== TO DO ==
In the entries, find all lines that hold the word "postavite" and copy them.

== RECORD EXTRACTS ==
______

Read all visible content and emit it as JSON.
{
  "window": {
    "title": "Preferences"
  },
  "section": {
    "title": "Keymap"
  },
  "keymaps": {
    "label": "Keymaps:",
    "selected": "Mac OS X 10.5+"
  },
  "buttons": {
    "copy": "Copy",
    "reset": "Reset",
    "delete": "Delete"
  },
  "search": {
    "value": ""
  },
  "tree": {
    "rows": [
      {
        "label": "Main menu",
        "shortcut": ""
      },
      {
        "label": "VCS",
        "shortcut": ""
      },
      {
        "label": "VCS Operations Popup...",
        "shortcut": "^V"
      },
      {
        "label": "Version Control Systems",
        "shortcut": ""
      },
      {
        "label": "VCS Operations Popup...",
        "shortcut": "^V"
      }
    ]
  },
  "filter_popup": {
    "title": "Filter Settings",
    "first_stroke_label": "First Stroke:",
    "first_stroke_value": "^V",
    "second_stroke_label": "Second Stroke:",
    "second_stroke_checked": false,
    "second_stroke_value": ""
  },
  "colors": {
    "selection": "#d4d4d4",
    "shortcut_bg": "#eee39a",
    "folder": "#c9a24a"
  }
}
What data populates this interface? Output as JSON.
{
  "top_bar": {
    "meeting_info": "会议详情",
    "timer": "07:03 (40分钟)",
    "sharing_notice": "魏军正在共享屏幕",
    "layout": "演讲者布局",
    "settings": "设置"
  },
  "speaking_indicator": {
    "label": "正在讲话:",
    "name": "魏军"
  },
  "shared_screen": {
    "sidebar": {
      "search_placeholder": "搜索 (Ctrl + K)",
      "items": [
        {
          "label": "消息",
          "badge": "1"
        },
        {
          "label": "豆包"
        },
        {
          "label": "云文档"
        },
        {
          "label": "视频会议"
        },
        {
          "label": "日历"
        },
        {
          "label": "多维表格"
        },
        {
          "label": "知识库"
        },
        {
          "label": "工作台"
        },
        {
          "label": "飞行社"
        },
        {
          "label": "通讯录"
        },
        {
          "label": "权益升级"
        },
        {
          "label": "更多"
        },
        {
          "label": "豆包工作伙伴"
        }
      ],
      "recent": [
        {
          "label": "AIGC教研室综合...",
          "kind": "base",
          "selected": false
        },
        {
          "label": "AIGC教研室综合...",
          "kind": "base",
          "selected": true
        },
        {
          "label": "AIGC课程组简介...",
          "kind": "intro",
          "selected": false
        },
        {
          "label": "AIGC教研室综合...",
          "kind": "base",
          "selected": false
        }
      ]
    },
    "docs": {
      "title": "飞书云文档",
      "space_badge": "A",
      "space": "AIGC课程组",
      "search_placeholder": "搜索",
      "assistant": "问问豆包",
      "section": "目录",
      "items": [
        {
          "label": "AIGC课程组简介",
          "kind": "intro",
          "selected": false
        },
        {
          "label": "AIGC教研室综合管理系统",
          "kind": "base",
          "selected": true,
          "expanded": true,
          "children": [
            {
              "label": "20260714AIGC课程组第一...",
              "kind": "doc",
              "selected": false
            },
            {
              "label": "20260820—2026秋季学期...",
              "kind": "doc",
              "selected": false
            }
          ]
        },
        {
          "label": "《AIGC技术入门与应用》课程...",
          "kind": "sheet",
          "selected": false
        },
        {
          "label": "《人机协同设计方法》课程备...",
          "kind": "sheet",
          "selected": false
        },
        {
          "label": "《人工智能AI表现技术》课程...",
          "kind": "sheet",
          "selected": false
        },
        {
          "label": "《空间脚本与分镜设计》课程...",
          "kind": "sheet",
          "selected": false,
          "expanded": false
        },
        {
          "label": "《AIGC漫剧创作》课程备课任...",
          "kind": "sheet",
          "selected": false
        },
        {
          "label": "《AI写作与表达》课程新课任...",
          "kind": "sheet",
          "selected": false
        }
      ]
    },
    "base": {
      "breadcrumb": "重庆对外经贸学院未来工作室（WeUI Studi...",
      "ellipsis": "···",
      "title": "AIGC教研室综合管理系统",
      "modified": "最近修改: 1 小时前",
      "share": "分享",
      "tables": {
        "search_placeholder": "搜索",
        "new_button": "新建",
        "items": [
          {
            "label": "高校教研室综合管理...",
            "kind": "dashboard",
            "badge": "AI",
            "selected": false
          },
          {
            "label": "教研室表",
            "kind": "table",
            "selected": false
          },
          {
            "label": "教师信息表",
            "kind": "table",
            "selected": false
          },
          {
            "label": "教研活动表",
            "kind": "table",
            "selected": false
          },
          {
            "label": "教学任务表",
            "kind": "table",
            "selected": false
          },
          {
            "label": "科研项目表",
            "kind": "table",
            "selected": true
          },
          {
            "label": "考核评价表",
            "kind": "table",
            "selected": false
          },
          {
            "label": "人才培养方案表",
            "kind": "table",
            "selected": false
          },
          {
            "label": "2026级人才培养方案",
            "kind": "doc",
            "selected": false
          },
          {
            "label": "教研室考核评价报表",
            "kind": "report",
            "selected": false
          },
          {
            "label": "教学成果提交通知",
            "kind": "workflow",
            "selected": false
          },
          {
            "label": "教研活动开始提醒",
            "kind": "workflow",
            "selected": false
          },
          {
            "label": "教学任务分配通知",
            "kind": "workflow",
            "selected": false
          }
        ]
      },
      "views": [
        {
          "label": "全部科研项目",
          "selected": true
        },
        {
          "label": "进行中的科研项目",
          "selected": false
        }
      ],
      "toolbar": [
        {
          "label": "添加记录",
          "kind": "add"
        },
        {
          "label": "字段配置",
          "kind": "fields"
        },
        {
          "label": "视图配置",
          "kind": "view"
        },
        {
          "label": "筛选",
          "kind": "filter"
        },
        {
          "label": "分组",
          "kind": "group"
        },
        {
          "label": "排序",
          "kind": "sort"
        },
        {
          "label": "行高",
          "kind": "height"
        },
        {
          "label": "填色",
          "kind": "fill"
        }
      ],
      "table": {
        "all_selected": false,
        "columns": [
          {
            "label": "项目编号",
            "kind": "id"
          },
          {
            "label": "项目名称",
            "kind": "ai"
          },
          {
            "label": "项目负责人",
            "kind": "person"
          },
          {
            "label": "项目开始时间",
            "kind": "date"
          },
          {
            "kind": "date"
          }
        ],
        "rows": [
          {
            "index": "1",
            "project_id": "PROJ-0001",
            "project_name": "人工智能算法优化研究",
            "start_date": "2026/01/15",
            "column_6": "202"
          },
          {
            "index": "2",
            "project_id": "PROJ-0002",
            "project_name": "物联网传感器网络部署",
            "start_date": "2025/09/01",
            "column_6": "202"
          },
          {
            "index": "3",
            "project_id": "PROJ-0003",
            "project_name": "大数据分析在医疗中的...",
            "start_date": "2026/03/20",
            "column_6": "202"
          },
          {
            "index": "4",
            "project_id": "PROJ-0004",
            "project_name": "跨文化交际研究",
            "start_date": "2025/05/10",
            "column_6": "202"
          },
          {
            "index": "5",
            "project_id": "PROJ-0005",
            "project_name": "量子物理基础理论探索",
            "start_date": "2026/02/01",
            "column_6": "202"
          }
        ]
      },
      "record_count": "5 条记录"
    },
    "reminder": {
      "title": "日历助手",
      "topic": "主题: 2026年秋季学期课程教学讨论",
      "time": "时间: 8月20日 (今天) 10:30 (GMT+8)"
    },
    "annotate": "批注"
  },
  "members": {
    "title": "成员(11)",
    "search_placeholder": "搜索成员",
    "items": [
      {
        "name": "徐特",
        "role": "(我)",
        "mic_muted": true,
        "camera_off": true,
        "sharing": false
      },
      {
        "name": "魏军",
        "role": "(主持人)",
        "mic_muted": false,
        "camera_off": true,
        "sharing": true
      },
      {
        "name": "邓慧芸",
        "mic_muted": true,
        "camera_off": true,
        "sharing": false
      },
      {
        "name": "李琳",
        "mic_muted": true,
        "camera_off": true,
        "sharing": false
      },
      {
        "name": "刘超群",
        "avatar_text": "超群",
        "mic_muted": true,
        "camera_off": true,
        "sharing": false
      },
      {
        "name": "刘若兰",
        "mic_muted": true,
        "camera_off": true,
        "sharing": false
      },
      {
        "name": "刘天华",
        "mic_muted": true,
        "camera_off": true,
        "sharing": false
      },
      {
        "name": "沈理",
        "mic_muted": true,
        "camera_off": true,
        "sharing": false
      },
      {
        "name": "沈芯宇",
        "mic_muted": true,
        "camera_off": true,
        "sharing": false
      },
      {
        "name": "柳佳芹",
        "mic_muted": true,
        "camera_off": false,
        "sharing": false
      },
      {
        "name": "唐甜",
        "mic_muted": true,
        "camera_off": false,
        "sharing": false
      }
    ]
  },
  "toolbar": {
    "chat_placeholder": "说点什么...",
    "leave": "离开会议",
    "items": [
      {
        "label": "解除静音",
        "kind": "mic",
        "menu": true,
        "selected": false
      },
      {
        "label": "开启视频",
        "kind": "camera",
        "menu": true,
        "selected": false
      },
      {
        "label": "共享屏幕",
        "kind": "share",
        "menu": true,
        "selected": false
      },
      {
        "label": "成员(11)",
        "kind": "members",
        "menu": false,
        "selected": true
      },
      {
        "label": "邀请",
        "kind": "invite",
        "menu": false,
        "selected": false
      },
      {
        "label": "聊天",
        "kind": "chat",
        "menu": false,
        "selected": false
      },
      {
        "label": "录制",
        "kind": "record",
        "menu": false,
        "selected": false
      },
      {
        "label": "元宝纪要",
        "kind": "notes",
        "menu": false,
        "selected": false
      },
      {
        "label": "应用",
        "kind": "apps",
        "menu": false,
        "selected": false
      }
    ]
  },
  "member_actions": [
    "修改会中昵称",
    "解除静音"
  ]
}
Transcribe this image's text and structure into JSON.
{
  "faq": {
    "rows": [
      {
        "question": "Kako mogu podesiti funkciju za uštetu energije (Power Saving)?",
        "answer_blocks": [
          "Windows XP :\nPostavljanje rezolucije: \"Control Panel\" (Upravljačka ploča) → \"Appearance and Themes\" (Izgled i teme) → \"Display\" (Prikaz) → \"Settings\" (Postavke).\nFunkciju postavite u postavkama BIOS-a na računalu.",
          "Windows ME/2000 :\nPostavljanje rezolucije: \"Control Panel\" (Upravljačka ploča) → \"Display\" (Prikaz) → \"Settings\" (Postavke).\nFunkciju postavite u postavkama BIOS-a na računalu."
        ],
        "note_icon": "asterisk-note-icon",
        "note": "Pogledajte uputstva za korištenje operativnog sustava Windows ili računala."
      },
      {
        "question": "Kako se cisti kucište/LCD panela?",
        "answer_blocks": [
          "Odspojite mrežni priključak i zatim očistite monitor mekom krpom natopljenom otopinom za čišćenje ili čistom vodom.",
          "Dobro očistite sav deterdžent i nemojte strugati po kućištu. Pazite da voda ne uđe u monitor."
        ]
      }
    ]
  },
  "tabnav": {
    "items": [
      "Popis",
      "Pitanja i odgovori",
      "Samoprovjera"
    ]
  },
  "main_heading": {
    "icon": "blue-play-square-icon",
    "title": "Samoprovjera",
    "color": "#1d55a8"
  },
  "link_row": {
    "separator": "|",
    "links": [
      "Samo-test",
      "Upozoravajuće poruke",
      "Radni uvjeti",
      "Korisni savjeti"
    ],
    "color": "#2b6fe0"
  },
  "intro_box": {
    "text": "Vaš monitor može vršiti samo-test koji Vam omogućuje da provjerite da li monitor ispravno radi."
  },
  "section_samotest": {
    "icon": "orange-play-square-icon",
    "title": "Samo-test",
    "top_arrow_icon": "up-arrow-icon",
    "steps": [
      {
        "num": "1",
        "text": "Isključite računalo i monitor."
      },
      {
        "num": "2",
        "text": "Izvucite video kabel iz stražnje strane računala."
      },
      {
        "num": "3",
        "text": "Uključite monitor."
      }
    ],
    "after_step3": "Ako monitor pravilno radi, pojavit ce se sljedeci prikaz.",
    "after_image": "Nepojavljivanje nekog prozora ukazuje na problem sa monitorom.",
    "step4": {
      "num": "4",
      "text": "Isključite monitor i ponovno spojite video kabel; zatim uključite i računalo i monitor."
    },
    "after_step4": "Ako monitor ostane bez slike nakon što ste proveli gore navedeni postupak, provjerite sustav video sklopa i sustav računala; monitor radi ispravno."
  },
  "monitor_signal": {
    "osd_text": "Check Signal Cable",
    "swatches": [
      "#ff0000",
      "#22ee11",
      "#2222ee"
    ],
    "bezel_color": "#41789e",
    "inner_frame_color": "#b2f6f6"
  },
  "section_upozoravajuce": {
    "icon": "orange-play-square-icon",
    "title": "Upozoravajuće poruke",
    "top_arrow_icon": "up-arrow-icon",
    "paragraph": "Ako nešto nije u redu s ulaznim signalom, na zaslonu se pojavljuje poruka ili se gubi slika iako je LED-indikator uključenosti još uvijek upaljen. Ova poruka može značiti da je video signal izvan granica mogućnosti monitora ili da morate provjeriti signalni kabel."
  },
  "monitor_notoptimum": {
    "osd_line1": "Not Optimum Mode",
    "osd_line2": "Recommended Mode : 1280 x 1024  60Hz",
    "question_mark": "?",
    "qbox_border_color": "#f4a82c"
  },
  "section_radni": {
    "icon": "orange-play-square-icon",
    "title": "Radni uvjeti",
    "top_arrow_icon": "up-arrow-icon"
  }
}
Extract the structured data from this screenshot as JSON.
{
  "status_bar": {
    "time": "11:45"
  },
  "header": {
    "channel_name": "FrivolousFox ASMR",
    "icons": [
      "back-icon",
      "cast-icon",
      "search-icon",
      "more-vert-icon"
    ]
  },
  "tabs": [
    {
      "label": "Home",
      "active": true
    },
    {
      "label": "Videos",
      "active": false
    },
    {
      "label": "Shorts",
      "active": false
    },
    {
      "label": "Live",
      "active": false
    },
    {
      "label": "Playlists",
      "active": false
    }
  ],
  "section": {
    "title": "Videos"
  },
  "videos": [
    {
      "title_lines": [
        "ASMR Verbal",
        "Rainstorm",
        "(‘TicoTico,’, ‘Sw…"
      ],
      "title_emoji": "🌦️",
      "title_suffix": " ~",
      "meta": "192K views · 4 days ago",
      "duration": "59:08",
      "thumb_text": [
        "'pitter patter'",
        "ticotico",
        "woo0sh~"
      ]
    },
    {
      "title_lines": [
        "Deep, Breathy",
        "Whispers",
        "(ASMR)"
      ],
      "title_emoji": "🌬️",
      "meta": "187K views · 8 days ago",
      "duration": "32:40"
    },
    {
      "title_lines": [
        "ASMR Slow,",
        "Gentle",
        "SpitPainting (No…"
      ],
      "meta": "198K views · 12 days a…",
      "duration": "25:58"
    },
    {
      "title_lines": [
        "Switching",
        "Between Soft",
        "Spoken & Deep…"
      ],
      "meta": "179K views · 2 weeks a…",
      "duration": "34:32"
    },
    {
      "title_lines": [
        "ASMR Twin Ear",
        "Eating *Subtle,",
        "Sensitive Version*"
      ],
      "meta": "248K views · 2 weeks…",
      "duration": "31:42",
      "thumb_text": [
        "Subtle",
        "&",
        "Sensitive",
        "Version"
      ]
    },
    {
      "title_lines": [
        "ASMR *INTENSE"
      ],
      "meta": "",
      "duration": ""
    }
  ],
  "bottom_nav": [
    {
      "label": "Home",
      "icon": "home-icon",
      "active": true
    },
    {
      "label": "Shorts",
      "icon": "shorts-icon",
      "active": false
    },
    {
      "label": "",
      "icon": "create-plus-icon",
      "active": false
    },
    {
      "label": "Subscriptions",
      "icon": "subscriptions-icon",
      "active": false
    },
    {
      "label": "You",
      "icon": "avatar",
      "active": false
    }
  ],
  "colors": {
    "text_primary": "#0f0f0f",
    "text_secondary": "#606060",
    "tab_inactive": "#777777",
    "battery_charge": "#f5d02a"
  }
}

______

== SOLUTION TO THIS EXERCISE ==
          "Windows XP :\nPostavljanje rezolucije: \"Control Panel\" (Upravljačka ploča) → \"Appearance and Themes\" (Izgled i teme) → \"Display\" (Prikaz) → \"Settings\" (Postavke).\nFunkciju postavite u postavkama BIOS-a na računalu.",
          "Windows ME/2000 :\nPostavljanje rezolucije: \"Control Panel\" (Upravljačka ploča) → \"Display\" (Prikaz) → \"Settings\" (Postavke).\nFunkciju postavite u postavkama BIOS-a na računalu."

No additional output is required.